_Task input:_
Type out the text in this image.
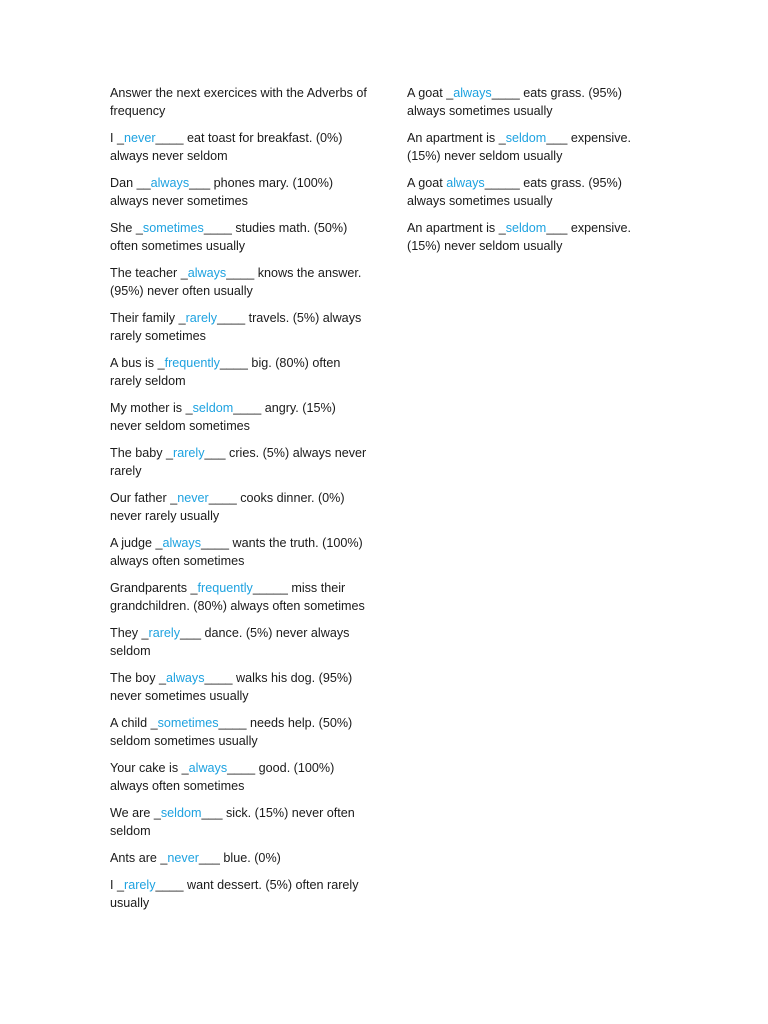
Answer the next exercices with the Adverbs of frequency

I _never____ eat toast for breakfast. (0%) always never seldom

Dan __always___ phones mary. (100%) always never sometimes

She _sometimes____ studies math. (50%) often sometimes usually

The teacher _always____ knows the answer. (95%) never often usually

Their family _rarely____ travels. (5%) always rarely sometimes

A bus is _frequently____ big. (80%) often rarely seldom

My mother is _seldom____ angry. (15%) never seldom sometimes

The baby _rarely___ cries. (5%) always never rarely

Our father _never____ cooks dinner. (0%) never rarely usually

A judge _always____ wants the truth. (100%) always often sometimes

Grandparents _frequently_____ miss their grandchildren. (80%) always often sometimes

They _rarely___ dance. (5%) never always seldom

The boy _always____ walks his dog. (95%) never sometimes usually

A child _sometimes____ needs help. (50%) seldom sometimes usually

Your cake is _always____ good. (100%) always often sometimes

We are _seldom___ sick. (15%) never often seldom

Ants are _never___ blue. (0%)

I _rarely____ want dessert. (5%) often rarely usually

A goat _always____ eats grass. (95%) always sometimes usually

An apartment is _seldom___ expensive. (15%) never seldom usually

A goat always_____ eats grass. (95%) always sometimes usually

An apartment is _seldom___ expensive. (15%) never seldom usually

_Directions:_ Can the entries above be repeated exactly, without their pictures?

_Response below:_
Type out the text in this image.
Answer the next exercices with the Adverbs of frequency

I _never____ eat toast for breakfast. (0%) always never seldom

Dan __always___ phones mary. (100%) always never sometimes

She _sometimes____ studies math. (50%) often sometimes usually

The teacher _always____ knows the answer. (95%) never often usually

Their family _rarely____ travels. (5%) always rarely sometimes

A bus is _frequently____ big. (80%) often rarely seldom

My mother is _seldom____ angry. (15%) never seldom sometimes

The baby _rarely___ cries. (5%) always never rarely

Our father _never____ cooks dinner. (0%) never rarely usually

A judge _always____ wants the truth. (100%) always often sometimes

Grandparents _frequently_____ miss their grandchildren. (80%) always often sometimes

They _rarely___ dance. (5%) never always seldom

The boy _always____ walks his dog. (95%) never sometimes usually

A child _sometimes____ needs help. (50%) seldom sometimes usually

Your cake is _always____ good. (100%) always often sometimes

We are _seldom___ sick. (15%) never often seldom

Ants are _never___ blue. (0%)

I _rarely____ want dessert. (5%) often rarely usually

A goat _always____ eats grass. (95%) always sometimes usually

An apartment is _seldom___ expensive. (15%) never seldom usually

A goat always_____ eats grass. (95%) always sometimes usually

An apartment is _seldom___ expensive. (15%) never seldom usually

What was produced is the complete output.